**STATED GOAL**.
Restate the whole listing word for word. Pictures are left out.

**SUPPLIED RECORDS**.
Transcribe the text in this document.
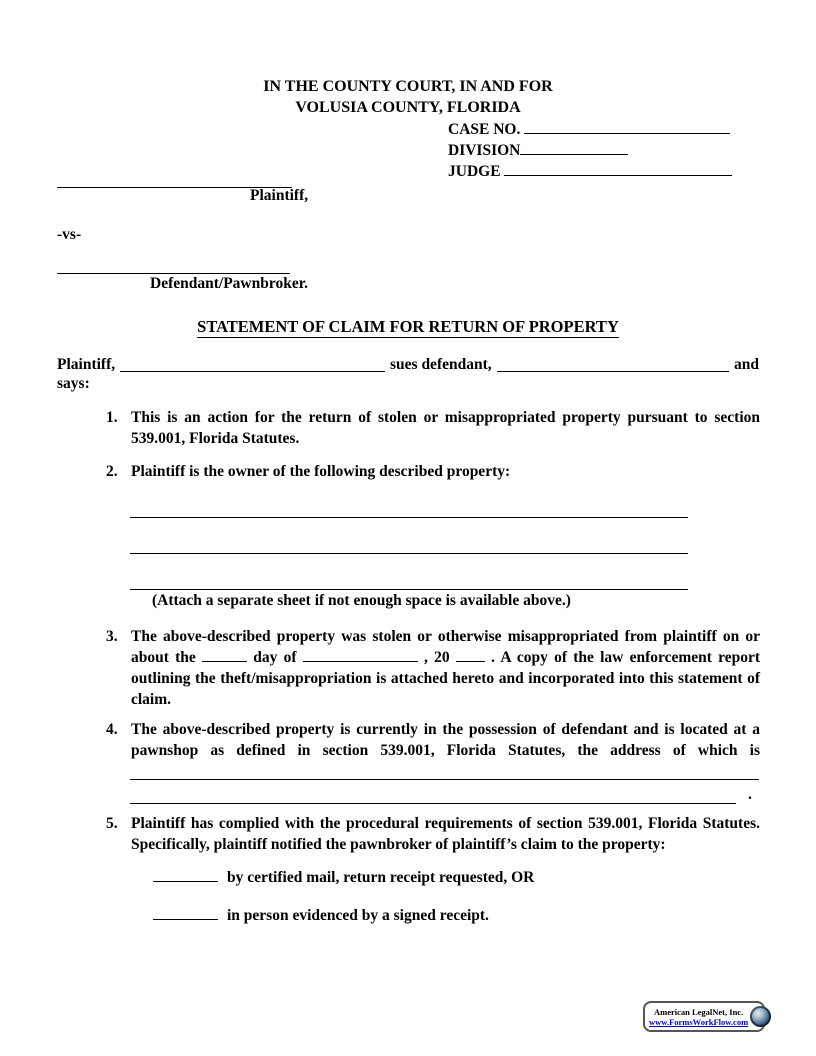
IN THE COUNTY COURT, IN AND FOR
VOLUSIA COUNTY, FLORIDA
CASE NO.
DIVISION
JUDGE
Plaintiff,
-vs-
Defendant/Pawnbroker.
STATEMENT OF CLAIM FOR RETURN OF PROPERTY
Plaintiff,	sues defendant,	and
says:
1. This is an action for the return of stolen or misappropriated property pursuant to section 539.001, Florida Statutes.

2. Plaintiff is the owner of the following described property:

(Attach a separate sheet if not enough space is available above.)
3. The above-described property was stolen or otherwise misappropriated from plaintiff on or about the	day of	, 20	. A copy of the law enforcement report outlining the theft/misappropriation is attached hereto and incorporated into this statement of claim.

4. The above-described property is currently in the possession of defendant and is located at a pawnshop as defined in section 539.001, Florida Statutes, the address of which is

.
5. Plaintiff has complied with the procedural requirements of section 539.001, Florida Statutes. Specifically, plaintiff notified the pawnbroker of plaintiff’s claim to the property:

by certified mail, return receipt requested, OR
in person evidenced by a signed receipt.
American LegalNet, Inc.
www.FormsWorkFlow.com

**OUTPUT FOR THIS TASK**.
Transcribe the text in this document.
IN THE COUNTY COURT, IN AND FOR
VOLUSIA COUNTY, FLORIDA
CASE NO.
DIVISION
JUDGE
Plaintiff,
-vs-
Defendant/Pawnbroker.
STATEMENT OF CLAIM FOR RETURN OF PROPERTY
Plaintiff,	sues defendant,	and
says:
1. This is an action for the return of stolen or misappropriated property pursuant to section 539.001, Florida Statutes.

2. Plaintiff is the owner of the following described property:

(Attach a separate sheet if not enough space is available above.)
3. The above-described property was stolen or otherwise misappropriated from plaintiff on or about the	day of	, 20	. A copy of the law enforcement report outlining the theft/misappropriation is attached hereto and incorporated into this statement of claim.

4. The above-described property is currently in the possession of defendant and is located at a pawnshop as defined in section 539.001, Florida Statutes, the address of which is

.
5. Plaintiff has complied with the procedural requirements of section 539.001, Florida Statutes. Specifically, plaintiff notified the pawnbroker of plaintiff’s claim to the property:

by certified mail, return receipt requested, OR
in person evidenced by a signed receipt.
American LegalNet, Inc.
www.FormsWorkFlow.com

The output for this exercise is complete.